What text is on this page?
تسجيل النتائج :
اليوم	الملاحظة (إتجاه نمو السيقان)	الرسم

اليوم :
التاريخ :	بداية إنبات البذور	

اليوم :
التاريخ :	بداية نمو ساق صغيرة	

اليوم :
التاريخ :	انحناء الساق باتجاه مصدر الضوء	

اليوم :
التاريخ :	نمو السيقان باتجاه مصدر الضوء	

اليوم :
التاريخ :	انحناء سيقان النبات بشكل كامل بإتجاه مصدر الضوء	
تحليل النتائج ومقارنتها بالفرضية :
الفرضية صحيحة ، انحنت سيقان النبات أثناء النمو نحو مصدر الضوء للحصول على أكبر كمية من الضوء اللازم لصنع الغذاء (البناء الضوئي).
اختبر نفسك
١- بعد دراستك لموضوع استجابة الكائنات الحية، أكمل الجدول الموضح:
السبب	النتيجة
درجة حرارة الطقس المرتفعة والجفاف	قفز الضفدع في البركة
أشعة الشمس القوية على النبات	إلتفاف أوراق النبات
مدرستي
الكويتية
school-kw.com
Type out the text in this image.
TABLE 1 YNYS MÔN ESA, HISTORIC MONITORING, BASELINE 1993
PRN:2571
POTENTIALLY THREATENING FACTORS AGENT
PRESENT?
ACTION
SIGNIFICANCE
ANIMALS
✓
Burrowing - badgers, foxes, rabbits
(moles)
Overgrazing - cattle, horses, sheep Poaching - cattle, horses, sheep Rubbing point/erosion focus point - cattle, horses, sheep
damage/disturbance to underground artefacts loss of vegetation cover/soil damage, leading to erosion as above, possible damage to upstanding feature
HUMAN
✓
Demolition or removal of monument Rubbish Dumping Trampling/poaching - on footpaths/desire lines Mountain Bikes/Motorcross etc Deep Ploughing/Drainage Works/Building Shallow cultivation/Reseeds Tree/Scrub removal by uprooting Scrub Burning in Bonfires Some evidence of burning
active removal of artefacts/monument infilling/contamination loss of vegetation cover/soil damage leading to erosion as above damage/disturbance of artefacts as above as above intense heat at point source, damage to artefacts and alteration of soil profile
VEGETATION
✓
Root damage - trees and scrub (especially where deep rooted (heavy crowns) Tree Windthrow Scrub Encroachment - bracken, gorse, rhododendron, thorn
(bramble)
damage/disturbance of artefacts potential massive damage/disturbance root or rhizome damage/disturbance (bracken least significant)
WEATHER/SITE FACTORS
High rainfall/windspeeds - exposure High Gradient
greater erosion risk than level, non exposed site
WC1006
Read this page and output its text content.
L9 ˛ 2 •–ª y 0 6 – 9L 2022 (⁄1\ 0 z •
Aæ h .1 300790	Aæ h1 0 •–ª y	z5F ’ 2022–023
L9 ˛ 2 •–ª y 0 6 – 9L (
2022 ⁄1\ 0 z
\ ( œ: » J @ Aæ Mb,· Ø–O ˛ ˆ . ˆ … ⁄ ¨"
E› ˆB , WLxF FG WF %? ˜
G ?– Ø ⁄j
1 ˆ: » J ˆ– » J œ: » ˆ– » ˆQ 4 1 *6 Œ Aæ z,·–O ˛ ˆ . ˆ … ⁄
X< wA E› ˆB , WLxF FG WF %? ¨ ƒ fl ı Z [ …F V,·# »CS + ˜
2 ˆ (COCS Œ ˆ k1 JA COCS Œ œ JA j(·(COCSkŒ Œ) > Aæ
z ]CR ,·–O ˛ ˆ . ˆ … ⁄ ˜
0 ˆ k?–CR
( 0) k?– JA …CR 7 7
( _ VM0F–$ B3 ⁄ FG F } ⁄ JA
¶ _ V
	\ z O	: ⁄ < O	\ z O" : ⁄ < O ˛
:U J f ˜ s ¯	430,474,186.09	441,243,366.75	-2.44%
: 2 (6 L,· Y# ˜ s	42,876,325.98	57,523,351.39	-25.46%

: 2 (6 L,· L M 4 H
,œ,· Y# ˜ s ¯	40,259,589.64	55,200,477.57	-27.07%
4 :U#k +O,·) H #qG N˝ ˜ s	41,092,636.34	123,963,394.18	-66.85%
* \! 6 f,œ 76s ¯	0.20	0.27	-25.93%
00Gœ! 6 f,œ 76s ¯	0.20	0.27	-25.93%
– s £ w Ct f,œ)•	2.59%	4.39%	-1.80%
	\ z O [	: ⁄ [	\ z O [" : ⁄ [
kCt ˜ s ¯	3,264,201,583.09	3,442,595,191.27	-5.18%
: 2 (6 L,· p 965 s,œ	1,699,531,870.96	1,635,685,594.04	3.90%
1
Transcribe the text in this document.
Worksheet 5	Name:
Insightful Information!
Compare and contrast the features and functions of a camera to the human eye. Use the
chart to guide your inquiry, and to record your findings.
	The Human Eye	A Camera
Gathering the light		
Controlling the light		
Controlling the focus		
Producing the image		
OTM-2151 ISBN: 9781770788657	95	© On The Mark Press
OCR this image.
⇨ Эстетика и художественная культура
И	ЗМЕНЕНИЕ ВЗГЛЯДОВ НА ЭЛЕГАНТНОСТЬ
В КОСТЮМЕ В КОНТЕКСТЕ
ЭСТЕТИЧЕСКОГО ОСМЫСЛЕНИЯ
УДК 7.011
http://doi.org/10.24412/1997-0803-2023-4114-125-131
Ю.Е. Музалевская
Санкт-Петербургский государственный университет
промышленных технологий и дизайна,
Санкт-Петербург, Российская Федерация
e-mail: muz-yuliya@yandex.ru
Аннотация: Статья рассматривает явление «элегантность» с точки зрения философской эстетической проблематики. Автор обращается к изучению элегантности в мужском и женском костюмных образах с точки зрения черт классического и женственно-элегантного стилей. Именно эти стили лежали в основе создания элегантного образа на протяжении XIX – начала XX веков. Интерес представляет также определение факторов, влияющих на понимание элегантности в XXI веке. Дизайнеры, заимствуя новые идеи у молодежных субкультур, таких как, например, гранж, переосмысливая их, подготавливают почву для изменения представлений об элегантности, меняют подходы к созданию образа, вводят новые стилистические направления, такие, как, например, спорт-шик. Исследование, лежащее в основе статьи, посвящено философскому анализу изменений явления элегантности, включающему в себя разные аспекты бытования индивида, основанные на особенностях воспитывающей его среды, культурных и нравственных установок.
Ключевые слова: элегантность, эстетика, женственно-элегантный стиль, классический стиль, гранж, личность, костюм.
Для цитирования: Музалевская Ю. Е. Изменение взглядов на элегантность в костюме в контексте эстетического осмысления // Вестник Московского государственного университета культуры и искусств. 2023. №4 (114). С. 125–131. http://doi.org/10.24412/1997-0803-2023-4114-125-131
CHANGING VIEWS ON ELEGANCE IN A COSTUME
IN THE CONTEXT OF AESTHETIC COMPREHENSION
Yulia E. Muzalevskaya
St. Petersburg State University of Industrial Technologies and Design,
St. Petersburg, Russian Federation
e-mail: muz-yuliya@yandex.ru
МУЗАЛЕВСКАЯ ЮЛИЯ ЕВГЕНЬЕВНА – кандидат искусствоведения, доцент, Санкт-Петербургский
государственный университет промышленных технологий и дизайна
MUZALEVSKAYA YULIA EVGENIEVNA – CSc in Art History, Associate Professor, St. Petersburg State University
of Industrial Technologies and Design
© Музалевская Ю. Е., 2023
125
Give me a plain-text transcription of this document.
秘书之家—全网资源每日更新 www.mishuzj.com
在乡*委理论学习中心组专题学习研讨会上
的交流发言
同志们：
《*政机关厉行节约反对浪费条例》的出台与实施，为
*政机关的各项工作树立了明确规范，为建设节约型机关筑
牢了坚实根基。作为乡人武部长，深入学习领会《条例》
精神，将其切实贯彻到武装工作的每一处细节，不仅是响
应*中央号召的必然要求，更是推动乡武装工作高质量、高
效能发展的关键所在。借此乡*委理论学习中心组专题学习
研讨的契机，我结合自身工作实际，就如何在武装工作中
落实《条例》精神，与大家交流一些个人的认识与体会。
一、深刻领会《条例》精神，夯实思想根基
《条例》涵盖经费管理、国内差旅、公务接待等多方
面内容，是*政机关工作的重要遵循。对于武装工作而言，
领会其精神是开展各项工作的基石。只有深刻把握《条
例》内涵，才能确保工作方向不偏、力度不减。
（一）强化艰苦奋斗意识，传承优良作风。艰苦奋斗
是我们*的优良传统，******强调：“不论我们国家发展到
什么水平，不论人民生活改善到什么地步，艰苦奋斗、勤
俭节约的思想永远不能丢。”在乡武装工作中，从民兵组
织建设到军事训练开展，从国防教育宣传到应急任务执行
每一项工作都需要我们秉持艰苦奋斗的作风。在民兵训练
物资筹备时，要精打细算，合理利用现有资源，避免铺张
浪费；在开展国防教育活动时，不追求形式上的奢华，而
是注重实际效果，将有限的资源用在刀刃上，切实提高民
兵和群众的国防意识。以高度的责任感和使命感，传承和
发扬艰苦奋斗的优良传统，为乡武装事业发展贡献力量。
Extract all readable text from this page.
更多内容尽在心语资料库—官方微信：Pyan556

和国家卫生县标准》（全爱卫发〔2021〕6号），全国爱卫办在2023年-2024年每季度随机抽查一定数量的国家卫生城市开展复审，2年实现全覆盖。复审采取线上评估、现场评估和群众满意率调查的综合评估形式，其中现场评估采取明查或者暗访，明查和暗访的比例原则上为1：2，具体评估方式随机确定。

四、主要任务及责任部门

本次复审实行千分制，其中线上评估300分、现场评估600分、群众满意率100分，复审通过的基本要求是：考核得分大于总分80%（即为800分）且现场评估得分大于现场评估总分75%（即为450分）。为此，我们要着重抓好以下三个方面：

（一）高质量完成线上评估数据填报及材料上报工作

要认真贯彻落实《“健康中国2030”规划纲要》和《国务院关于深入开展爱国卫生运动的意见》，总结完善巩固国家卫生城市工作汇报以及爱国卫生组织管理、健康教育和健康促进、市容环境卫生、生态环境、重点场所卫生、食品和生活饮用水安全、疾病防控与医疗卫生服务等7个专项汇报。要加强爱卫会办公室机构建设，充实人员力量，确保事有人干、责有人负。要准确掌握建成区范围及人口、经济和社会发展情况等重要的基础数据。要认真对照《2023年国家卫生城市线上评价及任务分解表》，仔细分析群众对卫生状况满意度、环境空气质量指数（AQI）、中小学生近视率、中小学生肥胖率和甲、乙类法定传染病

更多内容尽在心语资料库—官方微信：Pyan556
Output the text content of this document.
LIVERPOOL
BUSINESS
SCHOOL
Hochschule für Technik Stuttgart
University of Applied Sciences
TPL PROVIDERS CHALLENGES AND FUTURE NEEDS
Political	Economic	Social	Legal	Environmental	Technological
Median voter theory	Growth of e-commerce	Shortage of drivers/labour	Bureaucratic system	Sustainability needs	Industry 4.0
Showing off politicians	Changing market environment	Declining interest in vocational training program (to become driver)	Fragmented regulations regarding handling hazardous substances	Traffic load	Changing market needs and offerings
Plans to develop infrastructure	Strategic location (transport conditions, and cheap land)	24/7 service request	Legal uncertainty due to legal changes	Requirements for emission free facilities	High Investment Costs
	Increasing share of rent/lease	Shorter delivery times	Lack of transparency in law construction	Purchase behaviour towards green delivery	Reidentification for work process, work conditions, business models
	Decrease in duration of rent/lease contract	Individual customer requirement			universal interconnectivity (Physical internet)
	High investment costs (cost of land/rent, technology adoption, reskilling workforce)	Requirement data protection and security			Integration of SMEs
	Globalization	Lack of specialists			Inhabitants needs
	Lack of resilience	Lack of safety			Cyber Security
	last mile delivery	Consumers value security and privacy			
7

Required work - Check all the records above and select each line where the string "Technologies" is found.

The completed task -
St. Petersburg State University of Industrial Technologies and Design,
of Industrial Technologies and Design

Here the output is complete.